======== MATERIAL SHOWN ========
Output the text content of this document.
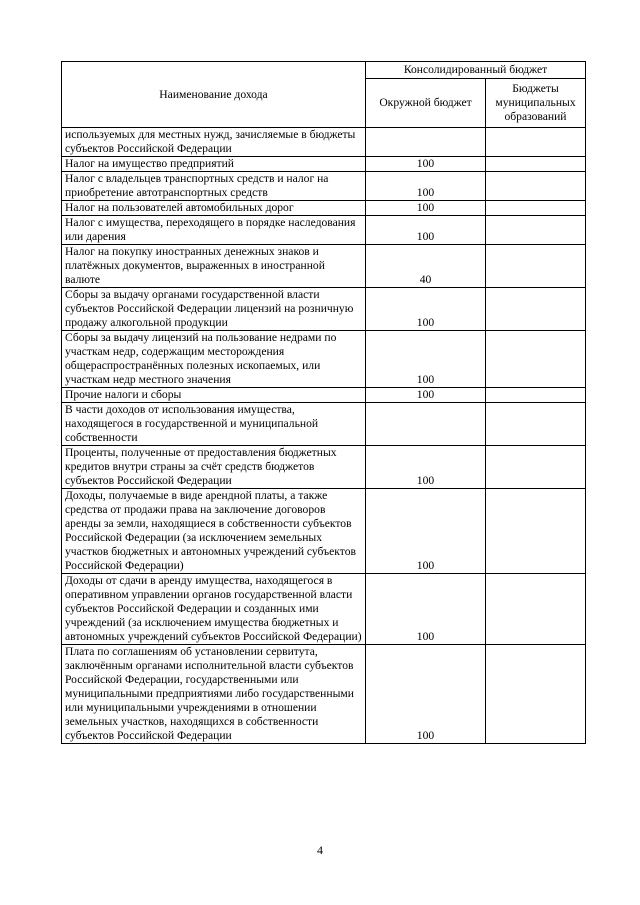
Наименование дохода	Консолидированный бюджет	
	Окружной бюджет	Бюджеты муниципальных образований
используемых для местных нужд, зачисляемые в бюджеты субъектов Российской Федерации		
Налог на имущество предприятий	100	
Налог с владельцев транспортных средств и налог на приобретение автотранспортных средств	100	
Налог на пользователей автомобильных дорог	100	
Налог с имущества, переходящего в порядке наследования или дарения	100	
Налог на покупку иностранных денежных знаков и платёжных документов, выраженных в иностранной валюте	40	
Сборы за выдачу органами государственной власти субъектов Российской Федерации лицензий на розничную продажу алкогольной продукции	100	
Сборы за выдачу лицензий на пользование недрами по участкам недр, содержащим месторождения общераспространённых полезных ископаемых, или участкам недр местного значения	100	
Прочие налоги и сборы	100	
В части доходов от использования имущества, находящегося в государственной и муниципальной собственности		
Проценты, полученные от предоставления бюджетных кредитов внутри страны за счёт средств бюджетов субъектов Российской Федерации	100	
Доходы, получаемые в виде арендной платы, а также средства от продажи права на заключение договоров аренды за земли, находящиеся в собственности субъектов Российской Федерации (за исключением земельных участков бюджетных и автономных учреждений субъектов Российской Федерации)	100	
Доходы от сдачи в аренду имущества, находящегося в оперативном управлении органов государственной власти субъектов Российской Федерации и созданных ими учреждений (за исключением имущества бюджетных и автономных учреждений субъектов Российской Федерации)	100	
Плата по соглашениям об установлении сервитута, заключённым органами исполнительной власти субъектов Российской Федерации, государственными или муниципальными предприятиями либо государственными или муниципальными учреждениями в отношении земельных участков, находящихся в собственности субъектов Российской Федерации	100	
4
========
- TASK GOAL -
Copy each line from the data above that includes "находящегося".

- COMPLETE RESPONSE -
В части доходов от использования имущества, находящегося в государственной и муниципальной собственности		
Доходы от сдачи в аренду имущества, находящегося в оперативном управлении органов государственной власти субъектов Российской Федерации и созданных ими учреждений (за исключением имущества бюджетных и автономных учреждений субъектов Российской Федерации)	100	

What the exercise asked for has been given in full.